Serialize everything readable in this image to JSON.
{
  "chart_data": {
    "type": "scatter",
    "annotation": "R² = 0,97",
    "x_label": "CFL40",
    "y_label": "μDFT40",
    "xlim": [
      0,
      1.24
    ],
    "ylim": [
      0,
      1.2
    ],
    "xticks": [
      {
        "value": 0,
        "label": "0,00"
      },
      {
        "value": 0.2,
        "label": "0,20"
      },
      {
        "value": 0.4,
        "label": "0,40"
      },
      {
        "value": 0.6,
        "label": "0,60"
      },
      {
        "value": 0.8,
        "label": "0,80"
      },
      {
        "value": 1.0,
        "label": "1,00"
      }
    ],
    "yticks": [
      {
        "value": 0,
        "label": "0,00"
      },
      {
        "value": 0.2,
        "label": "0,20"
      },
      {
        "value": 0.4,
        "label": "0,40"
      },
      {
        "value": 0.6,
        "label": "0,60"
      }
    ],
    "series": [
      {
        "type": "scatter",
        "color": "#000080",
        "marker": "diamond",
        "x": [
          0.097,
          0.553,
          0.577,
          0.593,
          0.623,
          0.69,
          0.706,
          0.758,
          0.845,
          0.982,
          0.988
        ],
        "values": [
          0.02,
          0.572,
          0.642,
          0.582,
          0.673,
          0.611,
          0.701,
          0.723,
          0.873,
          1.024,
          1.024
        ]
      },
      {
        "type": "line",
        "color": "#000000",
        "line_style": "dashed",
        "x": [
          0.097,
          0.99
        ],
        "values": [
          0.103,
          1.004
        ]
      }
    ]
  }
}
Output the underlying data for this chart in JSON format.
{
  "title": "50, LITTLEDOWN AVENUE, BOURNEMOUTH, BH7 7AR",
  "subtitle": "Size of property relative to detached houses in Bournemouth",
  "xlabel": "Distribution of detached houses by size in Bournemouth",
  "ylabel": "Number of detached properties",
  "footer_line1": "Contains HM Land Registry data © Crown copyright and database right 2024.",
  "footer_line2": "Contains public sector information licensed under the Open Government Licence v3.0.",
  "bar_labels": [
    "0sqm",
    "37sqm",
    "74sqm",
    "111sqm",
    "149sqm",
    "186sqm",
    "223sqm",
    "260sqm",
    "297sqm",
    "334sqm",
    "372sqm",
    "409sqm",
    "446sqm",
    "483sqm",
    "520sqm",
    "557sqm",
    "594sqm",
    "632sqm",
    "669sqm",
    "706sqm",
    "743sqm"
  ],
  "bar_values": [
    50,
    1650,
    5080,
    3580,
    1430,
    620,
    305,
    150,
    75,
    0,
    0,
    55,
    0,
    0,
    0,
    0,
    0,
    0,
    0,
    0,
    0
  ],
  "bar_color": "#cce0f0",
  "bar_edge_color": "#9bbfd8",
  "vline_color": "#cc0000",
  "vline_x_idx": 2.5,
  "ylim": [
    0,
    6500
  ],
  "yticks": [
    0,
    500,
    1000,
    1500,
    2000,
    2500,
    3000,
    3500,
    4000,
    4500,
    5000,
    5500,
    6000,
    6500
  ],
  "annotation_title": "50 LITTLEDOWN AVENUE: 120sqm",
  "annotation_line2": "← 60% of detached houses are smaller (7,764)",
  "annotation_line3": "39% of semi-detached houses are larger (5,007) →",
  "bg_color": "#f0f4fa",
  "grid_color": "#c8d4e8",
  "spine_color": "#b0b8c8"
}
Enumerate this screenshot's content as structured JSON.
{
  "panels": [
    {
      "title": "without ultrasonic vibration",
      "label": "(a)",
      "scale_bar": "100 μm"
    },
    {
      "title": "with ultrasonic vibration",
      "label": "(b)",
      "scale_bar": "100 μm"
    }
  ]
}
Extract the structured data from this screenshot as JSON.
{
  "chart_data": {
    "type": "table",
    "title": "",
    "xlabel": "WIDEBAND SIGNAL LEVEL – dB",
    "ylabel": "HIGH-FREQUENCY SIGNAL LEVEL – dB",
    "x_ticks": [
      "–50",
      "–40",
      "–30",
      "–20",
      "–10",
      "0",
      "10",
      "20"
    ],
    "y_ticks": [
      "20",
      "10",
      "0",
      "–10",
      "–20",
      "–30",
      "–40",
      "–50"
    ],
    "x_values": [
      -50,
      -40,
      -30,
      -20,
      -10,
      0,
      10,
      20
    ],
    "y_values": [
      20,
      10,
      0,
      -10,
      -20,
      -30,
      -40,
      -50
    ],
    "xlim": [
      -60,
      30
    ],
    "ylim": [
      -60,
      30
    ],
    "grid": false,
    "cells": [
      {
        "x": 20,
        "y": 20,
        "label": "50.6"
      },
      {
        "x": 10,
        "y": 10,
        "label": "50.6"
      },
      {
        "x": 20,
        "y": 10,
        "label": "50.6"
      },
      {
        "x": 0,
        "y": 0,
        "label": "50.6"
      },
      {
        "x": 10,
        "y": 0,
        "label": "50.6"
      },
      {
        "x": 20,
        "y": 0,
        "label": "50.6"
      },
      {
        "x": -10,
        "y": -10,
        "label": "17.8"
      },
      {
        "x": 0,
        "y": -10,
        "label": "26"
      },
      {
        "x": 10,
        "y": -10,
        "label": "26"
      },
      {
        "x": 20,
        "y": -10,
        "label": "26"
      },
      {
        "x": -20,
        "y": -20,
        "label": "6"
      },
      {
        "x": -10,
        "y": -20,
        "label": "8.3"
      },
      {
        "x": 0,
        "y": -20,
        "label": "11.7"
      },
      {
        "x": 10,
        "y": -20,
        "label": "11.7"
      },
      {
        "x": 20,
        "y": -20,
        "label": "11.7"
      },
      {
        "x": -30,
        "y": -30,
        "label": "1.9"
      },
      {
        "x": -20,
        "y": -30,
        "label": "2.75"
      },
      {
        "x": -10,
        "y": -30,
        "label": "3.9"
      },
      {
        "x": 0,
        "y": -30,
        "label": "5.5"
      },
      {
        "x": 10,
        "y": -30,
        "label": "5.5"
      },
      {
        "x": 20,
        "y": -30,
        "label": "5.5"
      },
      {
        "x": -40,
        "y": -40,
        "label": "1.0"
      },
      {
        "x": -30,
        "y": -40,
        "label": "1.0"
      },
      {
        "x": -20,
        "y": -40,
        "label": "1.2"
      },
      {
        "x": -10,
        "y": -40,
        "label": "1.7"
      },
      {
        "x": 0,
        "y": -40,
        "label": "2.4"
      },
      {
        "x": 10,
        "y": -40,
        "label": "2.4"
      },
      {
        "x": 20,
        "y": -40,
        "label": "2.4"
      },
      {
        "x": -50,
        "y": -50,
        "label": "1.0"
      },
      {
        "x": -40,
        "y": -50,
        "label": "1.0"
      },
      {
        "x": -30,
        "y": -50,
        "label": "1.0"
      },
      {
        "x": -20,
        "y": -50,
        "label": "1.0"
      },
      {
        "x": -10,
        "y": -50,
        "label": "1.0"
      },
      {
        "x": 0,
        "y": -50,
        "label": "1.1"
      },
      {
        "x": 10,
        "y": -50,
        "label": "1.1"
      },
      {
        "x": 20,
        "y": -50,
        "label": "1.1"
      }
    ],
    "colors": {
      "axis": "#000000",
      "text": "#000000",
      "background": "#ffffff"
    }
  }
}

——

From the records, copy every line that has the string "SIGNAL" in it.

== RESULT FOR THIS TASK ==
    "xlabel": "WIDEBAND SIGNAL LEVEL – dB",
    "ylabel": "HIGH-FREQUENCY SIGNAL LEVEL – dB",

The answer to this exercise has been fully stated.